In the following material, identify every line holding the string "Selecciona" and return it.

[Some records]
--- start ---

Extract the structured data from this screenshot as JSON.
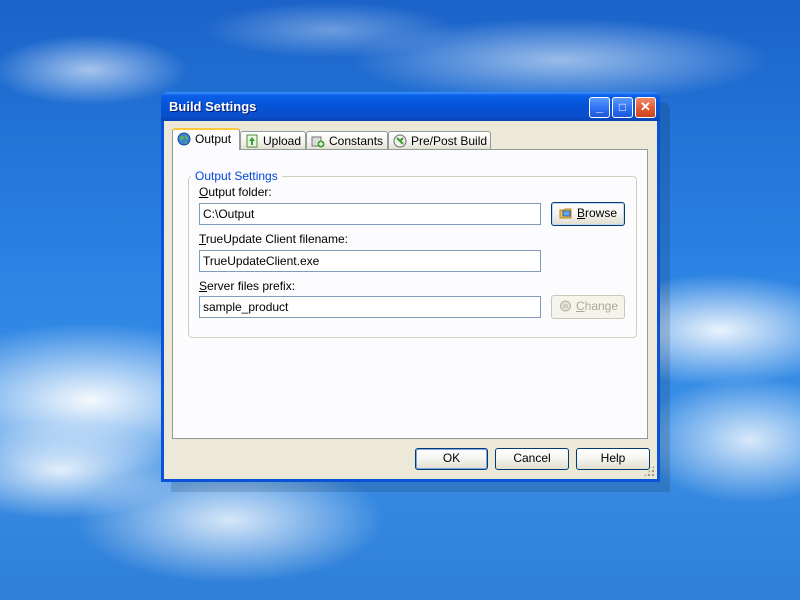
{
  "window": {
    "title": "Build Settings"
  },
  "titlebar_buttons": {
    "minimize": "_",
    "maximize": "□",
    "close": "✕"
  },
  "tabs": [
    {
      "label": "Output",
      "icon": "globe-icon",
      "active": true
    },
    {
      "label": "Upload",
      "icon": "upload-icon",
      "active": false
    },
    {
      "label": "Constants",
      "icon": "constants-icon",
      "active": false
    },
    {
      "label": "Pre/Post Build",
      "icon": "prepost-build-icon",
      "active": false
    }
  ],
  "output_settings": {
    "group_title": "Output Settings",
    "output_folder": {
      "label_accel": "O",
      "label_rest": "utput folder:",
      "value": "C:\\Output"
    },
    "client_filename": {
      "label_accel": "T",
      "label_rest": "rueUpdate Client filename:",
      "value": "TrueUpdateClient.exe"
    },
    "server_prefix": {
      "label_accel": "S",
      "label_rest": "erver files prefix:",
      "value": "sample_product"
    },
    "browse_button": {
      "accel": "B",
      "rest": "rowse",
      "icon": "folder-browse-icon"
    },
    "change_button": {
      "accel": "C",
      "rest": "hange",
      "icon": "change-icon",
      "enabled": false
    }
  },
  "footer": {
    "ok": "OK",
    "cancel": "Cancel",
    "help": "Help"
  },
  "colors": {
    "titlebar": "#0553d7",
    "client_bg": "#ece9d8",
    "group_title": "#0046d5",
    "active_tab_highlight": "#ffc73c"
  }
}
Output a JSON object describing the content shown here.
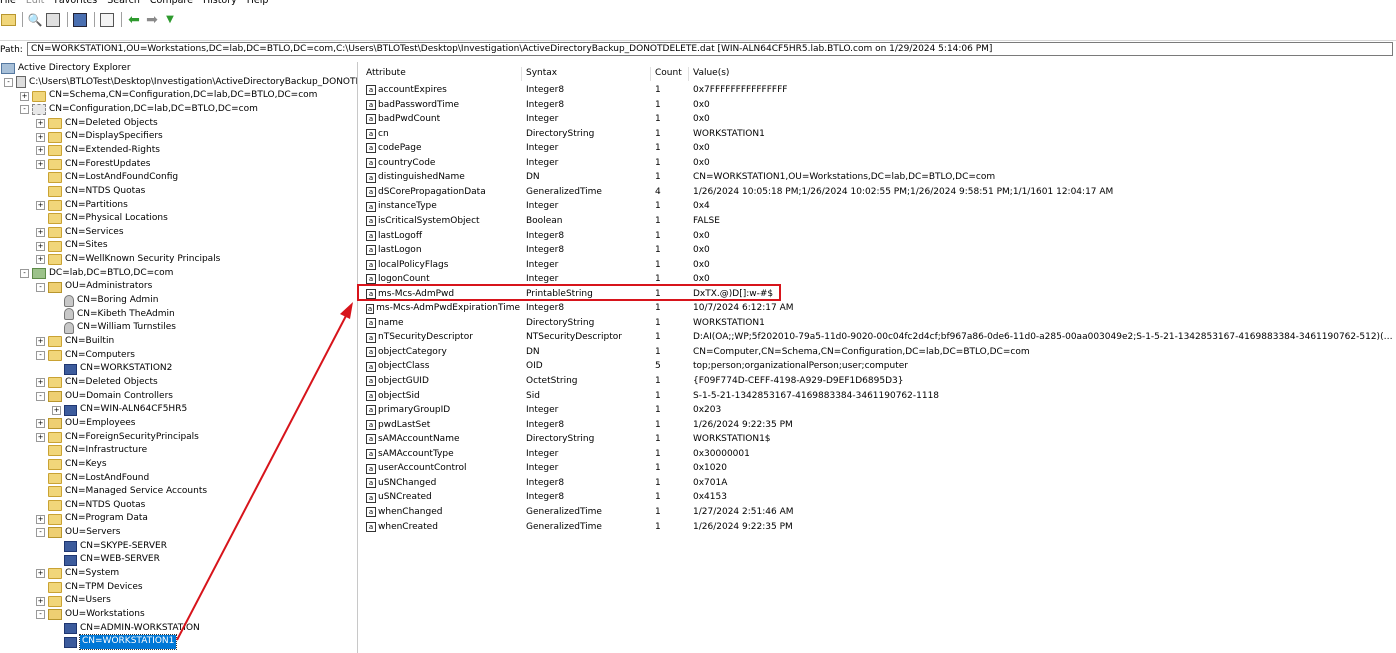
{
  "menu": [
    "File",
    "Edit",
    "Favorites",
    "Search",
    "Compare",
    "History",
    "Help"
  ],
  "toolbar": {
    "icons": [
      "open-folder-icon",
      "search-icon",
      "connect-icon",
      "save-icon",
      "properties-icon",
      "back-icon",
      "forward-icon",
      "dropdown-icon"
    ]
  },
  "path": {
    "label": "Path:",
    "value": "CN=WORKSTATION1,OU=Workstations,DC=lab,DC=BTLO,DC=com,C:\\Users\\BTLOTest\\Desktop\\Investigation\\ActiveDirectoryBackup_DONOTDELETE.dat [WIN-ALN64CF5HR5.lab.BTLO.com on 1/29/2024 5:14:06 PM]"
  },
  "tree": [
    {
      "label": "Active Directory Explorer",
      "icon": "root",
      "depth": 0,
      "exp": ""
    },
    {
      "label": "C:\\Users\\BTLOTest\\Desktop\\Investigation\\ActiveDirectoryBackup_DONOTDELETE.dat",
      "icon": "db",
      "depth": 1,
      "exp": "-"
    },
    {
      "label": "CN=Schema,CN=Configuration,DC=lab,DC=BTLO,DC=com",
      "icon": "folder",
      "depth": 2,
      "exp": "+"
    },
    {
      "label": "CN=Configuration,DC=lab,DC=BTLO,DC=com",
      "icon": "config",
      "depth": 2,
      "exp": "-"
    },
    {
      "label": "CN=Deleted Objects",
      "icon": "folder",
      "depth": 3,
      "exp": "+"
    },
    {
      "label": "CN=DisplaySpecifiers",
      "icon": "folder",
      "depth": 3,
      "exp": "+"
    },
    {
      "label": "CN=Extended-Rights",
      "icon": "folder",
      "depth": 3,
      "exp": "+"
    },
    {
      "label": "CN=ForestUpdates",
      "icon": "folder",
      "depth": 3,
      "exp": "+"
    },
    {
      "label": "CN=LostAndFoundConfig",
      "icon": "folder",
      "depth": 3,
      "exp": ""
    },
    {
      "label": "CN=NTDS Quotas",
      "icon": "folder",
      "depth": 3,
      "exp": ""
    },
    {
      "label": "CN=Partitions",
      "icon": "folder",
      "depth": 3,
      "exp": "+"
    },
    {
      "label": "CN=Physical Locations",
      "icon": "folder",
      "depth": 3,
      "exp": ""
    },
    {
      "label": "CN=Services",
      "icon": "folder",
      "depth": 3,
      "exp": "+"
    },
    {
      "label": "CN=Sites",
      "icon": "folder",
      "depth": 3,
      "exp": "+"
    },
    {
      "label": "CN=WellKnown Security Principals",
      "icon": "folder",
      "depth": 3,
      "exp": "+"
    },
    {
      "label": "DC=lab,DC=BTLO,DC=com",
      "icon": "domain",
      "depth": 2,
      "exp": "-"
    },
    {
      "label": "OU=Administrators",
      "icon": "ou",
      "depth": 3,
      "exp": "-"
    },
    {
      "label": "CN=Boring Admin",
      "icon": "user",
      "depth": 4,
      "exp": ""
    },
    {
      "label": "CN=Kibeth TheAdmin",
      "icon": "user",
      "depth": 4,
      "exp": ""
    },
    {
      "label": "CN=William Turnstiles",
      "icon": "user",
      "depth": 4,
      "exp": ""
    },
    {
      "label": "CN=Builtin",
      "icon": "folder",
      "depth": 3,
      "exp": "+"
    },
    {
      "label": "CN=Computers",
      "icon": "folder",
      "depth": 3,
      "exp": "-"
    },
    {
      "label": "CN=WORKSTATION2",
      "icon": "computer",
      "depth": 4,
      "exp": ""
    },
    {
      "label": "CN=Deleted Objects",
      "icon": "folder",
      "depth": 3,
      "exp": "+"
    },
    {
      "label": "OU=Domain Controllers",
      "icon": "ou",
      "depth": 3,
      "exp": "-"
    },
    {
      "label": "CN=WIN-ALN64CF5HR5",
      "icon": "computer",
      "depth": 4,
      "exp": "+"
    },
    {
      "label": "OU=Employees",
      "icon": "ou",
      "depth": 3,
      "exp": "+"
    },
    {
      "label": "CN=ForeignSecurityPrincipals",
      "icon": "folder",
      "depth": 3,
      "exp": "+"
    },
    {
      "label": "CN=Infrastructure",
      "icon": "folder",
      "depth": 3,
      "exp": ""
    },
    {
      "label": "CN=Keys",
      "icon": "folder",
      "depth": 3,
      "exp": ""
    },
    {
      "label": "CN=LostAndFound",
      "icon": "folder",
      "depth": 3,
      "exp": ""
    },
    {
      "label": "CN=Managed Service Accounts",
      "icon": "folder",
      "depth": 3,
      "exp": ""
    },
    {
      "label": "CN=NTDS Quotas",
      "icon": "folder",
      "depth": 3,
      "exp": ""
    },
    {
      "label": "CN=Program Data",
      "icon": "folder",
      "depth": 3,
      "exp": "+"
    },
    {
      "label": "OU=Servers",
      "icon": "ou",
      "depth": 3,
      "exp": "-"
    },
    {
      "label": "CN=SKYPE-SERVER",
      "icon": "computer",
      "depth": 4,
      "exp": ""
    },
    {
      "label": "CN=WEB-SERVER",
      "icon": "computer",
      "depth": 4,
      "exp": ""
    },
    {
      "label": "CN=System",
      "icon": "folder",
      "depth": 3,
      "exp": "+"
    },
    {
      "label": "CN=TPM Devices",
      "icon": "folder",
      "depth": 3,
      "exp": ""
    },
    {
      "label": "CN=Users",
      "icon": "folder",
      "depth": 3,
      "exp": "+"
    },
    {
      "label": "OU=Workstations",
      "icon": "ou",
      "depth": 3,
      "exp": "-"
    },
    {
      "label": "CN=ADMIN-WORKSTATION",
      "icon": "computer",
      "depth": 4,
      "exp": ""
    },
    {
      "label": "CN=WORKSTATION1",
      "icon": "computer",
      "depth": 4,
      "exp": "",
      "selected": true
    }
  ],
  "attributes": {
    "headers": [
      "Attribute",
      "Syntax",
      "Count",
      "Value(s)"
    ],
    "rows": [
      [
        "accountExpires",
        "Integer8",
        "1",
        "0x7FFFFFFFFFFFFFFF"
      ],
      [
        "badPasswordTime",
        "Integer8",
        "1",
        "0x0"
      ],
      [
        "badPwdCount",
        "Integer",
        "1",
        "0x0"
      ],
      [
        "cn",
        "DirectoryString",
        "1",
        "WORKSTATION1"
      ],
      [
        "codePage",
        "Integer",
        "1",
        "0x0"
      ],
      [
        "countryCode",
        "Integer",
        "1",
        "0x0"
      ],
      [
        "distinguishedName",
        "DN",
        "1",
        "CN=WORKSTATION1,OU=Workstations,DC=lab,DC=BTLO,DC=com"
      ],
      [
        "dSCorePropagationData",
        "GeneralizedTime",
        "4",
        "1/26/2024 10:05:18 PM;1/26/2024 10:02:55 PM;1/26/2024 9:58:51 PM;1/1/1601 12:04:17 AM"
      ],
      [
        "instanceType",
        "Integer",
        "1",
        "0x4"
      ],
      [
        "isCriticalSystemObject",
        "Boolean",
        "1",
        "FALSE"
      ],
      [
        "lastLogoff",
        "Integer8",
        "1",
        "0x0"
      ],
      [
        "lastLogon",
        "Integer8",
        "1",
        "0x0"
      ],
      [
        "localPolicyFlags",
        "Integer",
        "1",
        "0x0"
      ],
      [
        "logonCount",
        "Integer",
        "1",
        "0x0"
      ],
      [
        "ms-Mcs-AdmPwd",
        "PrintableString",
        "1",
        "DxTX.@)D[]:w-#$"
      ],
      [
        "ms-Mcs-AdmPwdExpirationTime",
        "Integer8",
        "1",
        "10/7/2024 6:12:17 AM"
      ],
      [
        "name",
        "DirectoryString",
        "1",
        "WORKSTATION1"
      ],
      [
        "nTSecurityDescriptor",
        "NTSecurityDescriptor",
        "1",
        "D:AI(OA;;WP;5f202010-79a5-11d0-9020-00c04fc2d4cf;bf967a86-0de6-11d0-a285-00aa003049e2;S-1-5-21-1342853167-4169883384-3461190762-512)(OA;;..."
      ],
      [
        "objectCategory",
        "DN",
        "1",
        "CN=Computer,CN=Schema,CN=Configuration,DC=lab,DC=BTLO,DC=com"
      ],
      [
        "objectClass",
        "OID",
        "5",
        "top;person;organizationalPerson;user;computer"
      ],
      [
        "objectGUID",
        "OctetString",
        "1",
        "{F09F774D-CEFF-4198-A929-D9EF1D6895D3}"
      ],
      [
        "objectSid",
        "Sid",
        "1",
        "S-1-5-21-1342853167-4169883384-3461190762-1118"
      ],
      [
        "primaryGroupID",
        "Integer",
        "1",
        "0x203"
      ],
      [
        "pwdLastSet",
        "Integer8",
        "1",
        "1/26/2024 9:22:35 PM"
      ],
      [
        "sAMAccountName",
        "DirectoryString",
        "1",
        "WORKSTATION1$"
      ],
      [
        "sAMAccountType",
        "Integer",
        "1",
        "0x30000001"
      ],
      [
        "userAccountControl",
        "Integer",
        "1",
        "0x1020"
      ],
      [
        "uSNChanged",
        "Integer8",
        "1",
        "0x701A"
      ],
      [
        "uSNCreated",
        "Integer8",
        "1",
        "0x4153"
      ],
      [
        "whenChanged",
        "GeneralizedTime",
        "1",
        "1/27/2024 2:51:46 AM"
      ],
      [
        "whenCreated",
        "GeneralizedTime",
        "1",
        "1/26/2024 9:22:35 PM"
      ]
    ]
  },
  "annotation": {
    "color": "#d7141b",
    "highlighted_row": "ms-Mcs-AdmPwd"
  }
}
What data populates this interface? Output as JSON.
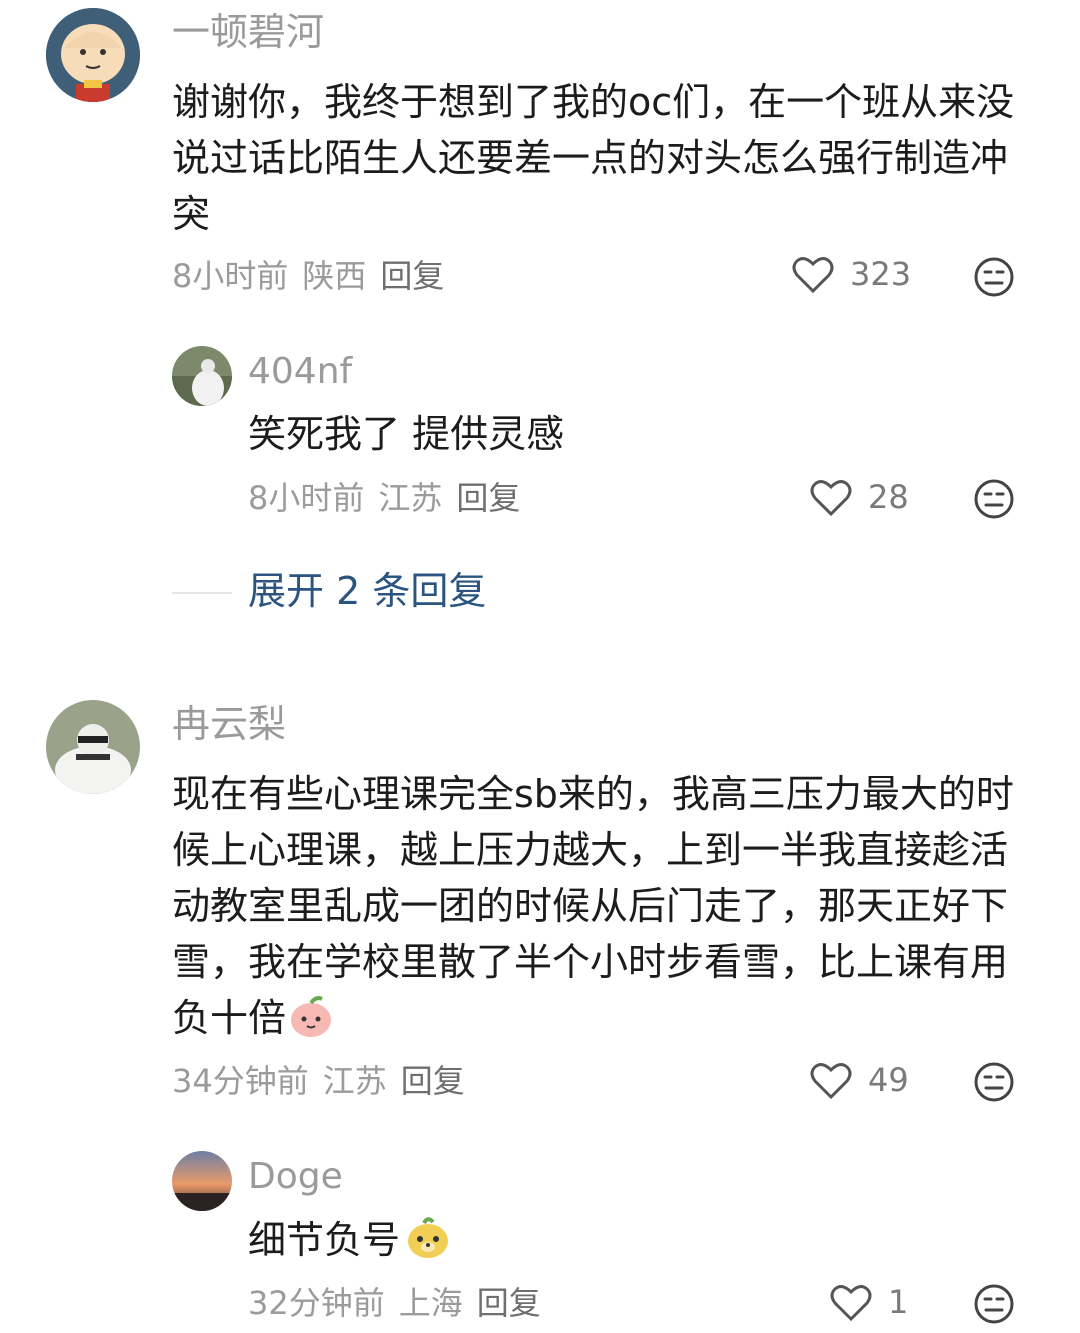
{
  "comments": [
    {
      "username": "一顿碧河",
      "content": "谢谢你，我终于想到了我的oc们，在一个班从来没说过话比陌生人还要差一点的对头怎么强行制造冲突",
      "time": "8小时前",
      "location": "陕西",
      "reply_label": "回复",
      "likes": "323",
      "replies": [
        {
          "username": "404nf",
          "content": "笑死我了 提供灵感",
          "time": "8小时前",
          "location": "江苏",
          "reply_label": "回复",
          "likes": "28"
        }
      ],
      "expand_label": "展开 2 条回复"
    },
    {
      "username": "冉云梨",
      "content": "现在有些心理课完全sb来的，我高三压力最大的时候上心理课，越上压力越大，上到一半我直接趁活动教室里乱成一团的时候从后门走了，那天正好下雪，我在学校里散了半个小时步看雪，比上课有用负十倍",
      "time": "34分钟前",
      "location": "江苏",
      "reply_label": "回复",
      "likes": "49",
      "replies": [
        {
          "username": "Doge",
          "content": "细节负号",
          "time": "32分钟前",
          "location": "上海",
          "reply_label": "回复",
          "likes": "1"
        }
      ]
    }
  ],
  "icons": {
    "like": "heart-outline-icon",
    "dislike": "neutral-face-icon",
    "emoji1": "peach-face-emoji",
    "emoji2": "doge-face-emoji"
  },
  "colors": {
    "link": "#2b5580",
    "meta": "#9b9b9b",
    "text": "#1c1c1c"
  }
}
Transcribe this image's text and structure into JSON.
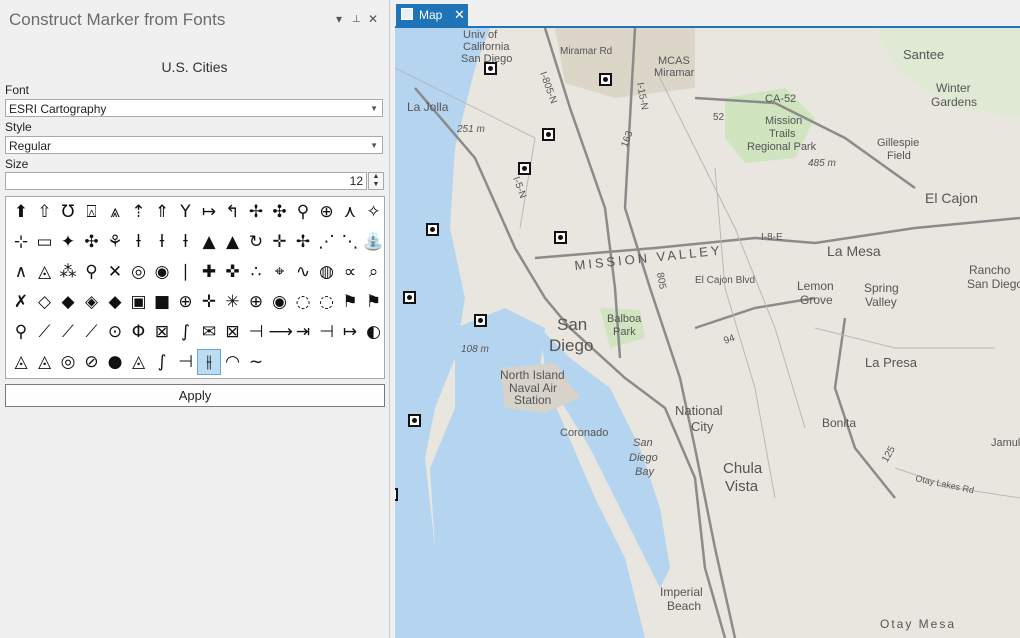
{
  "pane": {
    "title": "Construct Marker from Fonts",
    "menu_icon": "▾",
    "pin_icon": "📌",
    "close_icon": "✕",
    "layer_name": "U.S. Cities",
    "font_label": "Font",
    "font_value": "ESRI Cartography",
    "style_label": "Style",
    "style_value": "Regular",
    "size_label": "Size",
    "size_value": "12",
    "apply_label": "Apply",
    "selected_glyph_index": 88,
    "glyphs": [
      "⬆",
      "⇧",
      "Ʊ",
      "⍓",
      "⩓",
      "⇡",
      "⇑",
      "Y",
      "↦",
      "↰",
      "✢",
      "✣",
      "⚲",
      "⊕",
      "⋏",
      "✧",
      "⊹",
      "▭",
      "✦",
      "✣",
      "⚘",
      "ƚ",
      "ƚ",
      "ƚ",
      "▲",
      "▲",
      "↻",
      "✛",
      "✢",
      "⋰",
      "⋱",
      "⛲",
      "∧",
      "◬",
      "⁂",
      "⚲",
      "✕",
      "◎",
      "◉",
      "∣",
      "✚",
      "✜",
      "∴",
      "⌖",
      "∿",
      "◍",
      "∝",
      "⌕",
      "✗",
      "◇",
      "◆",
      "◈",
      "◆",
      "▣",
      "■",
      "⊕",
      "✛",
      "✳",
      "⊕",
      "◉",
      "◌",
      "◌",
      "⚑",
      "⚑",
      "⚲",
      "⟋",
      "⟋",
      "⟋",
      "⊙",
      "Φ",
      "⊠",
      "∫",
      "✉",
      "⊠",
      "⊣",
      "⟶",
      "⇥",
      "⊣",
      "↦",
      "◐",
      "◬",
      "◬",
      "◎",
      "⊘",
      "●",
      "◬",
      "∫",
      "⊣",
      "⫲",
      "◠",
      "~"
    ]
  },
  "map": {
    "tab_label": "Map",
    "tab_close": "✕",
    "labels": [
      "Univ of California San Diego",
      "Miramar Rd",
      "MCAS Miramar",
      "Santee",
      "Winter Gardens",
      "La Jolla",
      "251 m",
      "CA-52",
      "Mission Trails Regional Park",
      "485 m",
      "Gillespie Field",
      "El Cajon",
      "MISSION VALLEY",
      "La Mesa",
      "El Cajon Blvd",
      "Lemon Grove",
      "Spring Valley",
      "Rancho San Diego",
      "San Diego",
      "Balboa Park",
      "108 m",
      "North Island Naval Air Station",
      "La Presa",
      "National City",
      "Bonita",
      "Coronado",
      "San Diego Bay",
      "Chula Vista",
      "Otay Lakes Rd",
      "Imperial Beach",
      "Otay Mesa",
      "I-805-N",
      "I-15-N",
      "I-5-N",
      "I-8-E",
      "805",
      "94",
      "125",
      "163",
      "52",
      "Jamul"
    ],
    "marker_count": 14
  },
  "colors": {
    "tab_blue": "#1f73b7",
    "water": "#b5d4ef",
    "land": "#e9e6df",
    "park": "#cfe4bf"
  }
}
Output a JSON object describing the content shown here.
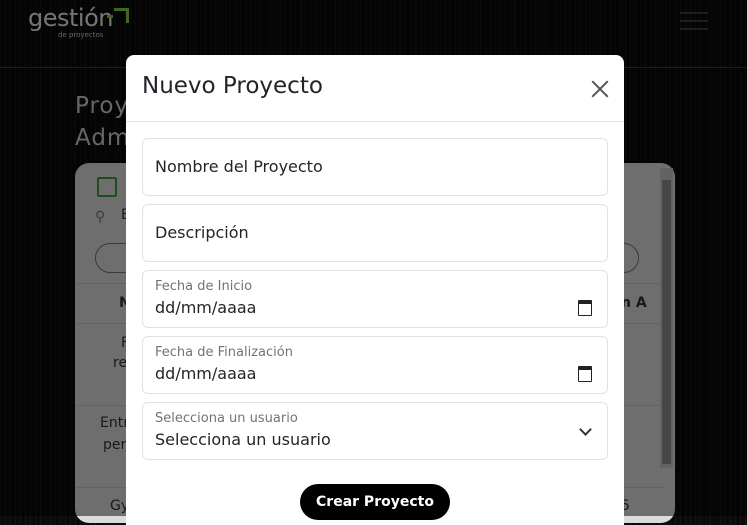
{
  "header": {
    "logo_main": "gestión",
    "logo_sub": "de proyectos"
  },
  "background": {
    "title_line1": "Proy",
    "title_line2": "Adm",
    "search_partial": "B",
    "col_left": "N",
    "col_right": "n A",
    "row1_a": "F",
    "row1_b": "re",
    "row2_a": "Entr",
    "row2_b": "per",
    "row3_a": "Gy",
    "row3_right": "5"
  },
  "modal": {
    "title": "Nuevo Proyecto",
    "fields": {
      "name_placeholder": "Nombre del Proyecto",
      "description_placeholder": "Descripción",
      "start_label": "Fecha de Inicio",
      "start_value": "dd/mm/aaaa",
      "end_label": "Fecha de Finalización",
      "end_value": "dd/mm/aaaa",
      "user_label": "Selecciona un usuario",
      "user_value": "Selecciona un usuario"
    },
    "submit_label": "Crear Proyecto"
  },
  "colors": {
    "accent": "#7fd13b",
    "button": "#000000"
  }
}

--- end ---

**Output for this exercise**
      "user_label": "Selecciona un usuario",
      "user_value": "Selecciona un usuario"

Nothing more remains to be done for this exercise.